* Problem requirements *
Return all lines in the material below that contain "Uttar".
** Begin **
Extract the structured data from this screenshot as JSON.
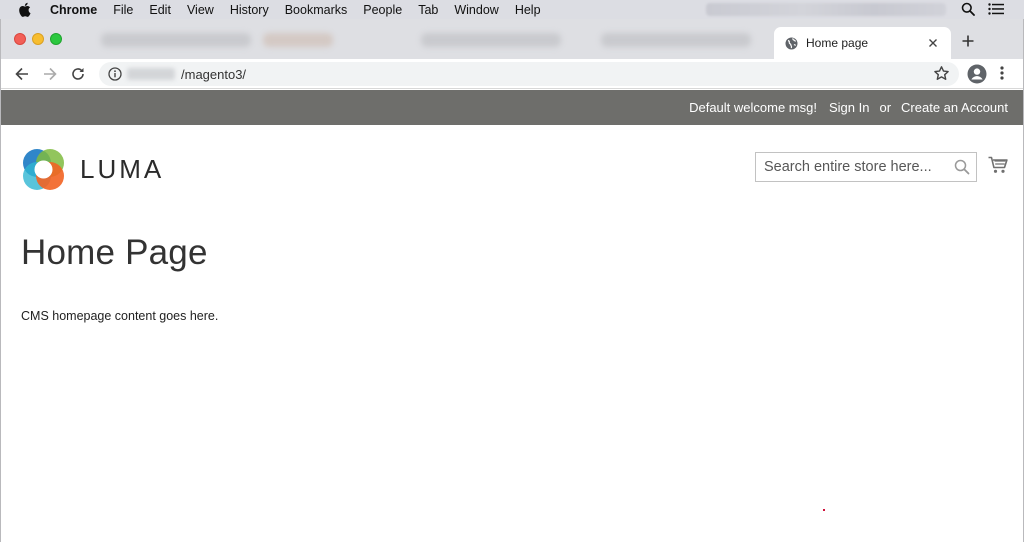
{
  "mac_menubar": {
    "app_name": "Chrome",
    "items": [
      "File",
      "Edit",
      "View",
      "History",
      "Bookmarks",
      "People",
      "Tab",
      "Window",
      "Help"
    ]
  },
  "browser": {
    "active_tab_title": "Home page",
    "url_path": "/magento3/"
  },
  "store": {
    "header": {
      "welcome_msg": "Default welcome msg!",
      "sign_in": "Sign In",
      "or": "or",
      "create_account": "Create an Account"
    },
    "logo_text": "LUMA",
    "search_placeholder": "Search entire store here...",
    "page_title": "Home Page",
    "cms_content": "CMS homepage content goes here."
  },
  "colors": {
    "panel_header_bg": "#6e6e6b",
    "logo_blue": "#1979c3",
    "logo_orange": "#f26322",
    "logo_green": "#7fbb3f"
  }
}
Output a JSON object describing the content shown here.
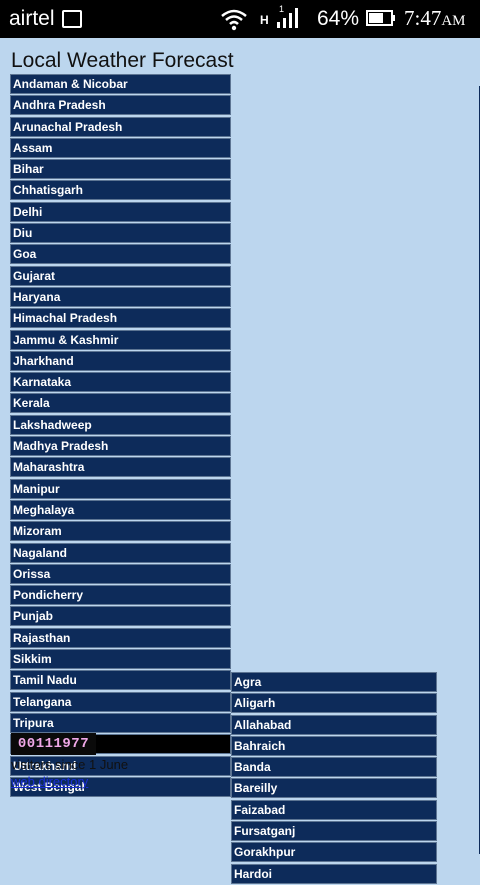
{
  "status_bar": {
    "carrier": "airtel",
    "network_type": "H",
    "battery": "64%",
    "time": "7:47",
    "ampm": "AM"
  },
  "page": {
    "title": "Local Weather Forecast",
    "visitor_counter": "00111977",
    "visitors_text": "visitors since 1 June",
    "web_directory_link": "web directory"
  },
  "states": [
    "Andaman & Nicobar",
    "Andhra Pradesh",
    "Arunachal Pradesh",
    "Assam",
    "Bihar",
    "Chhatisgarh",
    "Delhi",
    "Diu",
    "Goa",
    "Gujarat",
    "Haryana",
    "Himachal Pradesh",
    "Jammu & Kashmir",
    "Jharkhand",
    "Karnataka",
    "Kerala",
    "Lakshadweep",
    "Madhya Pradesh",
    "Maharashtra",
    "Manipur",
    "Meghalaya",
    "Mizoram",
    "Nagaland",
    "Orissa",
    "Pondicherry",
    "Punjab",
    "Rajasthan",
    "Sikkim",
    "Tamil Nadu",
    "Telangana",
    "Tripura",
    "Uttar Pradesh",
    "Uttrakhand",
    "West Bengal"
  ],
  "selected_state": "Uttar Pradesh",
  "cities": [
    "Agra",
    "Aligarh",
    "Allahabad",
    "Bahraich",
    "Banda",
    "Bareilly",
    "Faizabad",
    "Fursatganj",
    "Gorakhpur",
    "Hardoi"
  ]
}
** End **
* Result of this exercise *
    "Uttar Pradesh",
  "selected_state": "Uttar Pradesh",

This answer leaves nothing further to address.